- _Given task_
Look through the data below and work out how many lines contain the string "опорами". Give the number alone.

- _Stored data_
········
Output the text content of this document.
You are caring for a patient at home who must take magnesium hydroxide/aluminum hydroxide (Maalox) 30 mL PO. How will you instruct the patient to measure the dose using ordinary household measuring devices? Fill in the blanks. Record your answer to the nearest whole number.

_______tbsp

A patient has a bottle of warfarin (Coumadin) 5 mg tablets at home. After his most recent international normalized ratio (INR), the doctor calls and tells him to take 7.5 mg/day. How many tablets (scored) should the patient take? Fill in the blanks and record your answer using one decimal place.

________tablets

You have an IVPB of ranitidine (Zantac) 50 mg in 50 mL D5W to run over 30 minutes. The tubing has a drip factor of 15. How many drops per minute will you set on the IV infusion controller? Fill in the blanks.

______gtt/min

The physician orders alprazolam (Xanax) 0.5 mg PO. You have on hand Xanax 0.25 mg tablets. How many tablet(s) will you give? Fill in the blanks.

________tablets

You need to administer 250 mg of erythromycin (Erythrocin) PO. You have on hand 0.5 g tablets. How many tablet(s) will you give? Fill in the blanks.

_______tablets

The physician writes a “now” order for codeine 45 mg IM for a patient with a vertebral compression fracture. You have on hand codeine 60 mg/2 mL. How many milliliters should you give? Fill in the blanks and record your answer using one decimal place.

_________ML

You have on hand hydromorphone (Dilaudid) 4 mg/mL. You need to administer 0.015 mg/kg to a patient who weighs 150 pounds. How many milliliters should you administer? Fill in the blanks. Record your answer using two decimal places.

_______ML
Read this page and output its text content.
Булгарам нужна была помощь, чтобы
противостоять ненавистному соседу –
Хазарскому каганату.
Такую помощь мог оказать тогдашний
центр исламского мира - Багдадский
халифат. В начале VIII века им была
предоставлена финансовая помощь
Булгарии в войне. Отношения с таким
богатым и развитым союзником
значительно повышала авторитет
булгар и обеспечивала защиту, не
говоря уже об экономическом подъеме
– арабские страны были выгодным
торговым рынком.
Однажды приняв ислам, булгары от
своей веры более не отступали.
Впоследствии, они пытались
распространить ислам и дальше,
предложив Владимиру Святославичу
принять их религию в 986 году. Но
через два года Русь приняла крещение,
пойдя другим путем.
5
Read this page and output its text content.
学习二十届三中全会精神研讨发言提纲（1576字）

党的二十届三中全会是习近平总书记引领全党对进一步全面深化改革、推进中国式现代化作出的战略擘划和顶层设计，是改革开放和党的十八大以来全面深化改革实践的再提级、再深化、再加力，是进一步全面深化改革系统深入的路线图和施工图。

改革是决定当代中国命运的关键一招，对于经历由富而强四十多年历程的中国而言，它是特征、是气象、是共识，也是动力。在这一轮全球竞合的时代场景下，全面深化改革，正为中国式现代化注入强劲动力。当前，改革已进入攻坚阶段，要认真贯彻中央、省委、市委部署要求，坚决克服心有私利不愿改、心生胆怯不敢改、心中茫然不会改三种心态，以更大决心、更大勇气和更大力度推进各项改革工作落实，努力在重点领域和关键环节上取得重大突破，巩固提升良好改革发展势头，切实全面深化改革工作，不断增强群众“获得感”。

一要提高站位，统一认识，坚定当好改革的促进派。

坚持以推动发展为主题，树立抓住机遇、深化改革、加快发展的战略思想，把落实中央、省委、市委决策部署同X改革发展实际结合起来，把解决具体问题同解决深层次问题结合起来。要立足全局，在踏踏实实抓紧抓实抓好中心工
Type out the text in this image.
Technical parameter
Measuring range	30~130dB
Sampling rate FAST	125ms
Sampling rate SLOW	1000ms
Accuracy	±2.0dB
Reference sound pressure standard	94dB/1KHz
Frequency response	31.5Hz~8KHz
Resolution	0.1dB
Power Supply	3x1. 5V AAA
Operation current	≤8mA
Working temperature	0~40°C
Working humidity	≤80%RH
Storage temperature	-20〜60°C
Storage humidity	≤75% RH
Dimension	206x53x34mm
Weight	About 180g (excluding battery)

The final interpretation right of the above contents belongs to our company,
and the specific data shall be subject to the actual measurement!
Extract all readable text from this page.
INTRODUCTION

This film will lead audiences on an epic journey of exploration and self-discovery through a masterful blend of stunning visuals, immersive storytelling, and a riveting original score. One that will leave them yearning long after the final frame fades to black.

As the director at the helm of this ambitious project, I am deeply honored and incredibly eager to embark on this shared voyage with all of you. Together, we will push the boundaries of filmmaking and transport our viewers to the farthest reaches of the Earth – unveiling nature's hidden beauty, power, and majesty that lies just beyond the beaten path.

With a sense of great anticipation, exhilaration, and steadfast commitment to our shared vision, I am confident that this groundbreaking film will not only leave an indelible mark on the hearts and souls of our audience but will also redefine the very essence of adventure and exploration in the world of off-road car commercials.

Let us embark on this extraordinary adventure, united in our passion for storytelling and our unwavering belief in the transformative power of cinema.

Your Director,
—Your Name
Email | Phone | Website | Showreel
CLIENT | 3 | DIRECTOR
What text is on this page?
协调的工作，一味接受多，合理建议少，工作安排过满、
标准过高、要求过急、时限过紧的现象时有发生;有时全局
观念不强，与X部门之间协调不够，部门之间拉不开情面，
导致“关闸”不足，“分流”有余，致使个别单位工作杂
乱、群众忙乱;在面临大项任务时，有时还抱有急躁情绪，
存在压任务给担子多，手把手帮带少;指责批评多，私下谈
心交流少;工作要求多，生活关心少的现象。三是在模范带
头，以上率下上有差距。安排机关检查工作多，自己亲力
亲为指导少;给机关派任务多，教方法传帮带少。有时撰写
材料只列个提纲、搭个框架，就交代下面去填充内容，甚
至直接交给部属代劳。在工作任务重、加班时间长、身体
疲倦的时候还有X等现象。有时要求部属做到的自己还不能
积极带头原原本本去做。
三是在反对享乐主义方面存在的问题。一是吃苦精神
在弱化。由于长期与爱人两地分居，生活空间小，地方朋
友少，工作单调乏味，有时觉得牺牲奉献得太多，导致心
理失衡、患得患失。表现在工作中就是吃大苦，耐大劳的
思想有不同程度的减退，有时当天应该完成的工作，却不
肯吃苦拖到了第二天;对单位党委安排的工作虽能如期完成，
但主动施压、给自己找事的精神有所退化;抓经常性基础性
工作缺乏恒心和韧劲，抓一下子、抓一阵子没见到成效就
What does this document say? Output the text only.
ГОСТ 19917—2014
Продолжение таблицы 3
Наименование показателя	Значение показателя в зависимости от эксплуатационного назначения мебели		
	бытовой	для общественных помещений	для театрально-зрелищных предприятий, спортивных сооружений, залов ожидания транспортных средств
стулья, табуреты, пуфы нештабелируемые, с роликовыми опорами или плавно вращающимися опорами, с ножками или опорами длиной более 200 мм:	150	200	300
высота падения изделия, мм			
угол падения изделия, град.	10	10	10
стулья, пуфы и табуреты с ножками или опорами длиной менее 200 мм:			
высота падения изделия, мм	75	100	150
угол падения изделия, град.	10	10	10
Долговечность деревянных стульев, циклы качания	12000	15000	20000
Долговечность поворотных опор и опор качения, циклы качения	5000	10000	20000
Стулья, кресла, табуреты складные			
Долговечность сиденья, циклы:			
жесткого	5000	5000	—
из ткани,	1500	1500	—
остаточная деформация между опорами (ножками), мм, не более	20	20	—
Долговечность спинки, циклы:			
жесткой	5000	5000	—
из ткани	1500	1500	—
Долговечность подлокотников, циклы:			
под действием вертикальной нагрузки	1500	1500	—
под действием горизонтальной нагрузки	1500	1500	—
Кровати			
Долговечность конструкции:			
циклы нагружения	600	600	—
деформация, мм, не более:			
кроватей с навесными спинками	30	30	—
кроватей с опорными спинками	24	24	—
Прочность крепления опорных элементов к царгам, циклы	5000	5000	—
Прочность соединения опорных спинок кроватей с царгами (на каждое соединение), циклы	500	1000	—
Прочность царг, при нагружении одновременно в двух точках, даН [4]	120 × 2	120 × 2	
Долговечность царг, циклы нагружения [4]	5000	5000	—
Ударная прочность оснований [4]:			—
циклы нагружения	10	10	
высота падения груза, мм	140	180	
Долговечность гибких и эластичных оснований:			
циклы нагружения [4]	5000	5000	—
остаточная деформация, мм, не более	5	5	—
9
········
- _Solution for this task_
3